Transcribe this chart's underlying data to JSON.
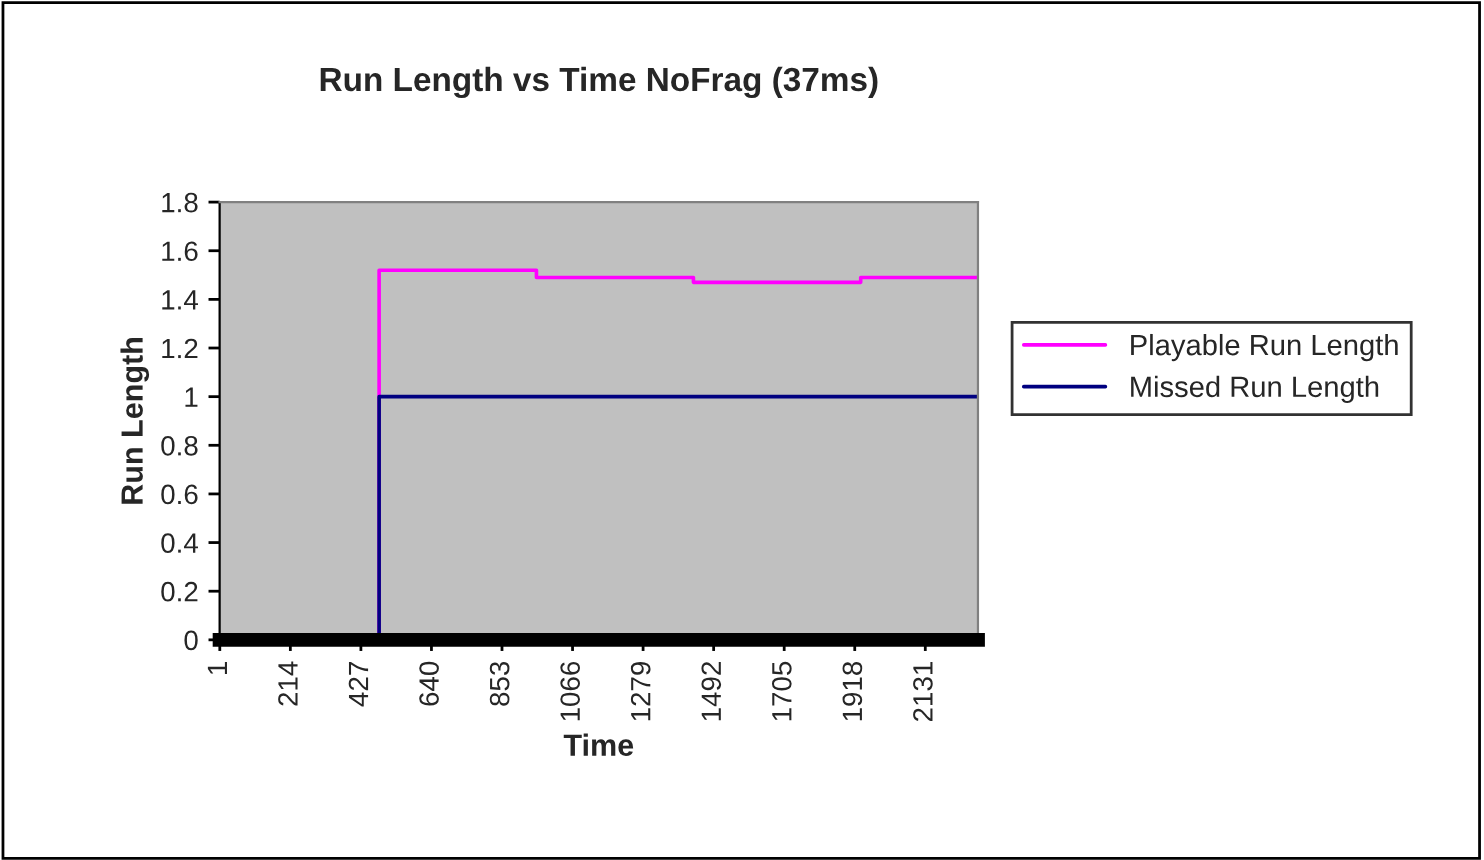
{
  "chart_data": {
    "type": "step",
    "title": "Run Length vs Time NoFrag (37ms)",
    "xlabel": "Time",
    "ylabel": "Run Length",
    "x": [
      1,
      482,
      957,
      1431,
      1936,
      2290
    ],
    "series": [
      {
        "name": "Playable Run Length",
        "color": "#ff00ff",
        "values": [
          0,
          1.52,
          1.49,
          1.47,
          1.49,
          1.49
        ]
      },
      {
        "name": "Missed Run Length",
        "color": "#000080",
        "values": [
          0,
          1,
          1,
          1,
          1,
          1
        ]
      }
    ],
    "xlim": [
      0.5,
      2290
    ],
    "xticks": [
      1,
      214,
      427,
      640,
      853,
      1066,
      1279,
      1492,
      1705,
      1918,
      2131
    ],
    "ylim": [
      0,
      1.8
    ],
    "yticks": [
      0,
      0.2,
      0.4,
      0.6,
      0.8,
      1,
      1.2,
      1.4,
      1.6,
      1.8
    ],
    "grid": false,
    "legend": "right"
  }
}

THE TASK:
Pictures stay out; repeat all the rest of the records exactly.

THE REPLY:
Transcribe this chart's underlying data to JSON.
{
  "chart_data": {
    "type": "step",
    "title": "Run Length vs Time NoFrag (37ms)",
    "xlabel": "Time",
    "ylabel": "Run Length",
    "x": [
      1,
      482,
      957,
      1431,
      1936,
      2290
    ],
    "series": [
      {
        "name": "Playable Run Length",
        "color": "#ff00ff",
        "values": [
          0,
          1.52,
          1.49,
          1.47,
          1.49,
          1.49
        ]
      },
      {
        "name": "Missed Run Length",
        "color": "#000080",
        "values": [
          0,
          1,
          1,
          1,
          1,
          1
        ]
      }
    ],
    "xlim": [
      0.5,
      2290
    ],
    "xticks": [
      1,
      214,
      427,
      640,
      853,
      1066,
      1279,
      1492,
      1705,
      1918,
      2131
    ],
    "ylim": [
      0,
      1.8
    ],
    "yticks": [
      0,
      0.2,
      0.4,
      0.6,
      0.8,
      1,
      1.2,
      1.4,
      1.6,
      1.8
    ],
    "grid": false,
    "legend": "right"
  }
}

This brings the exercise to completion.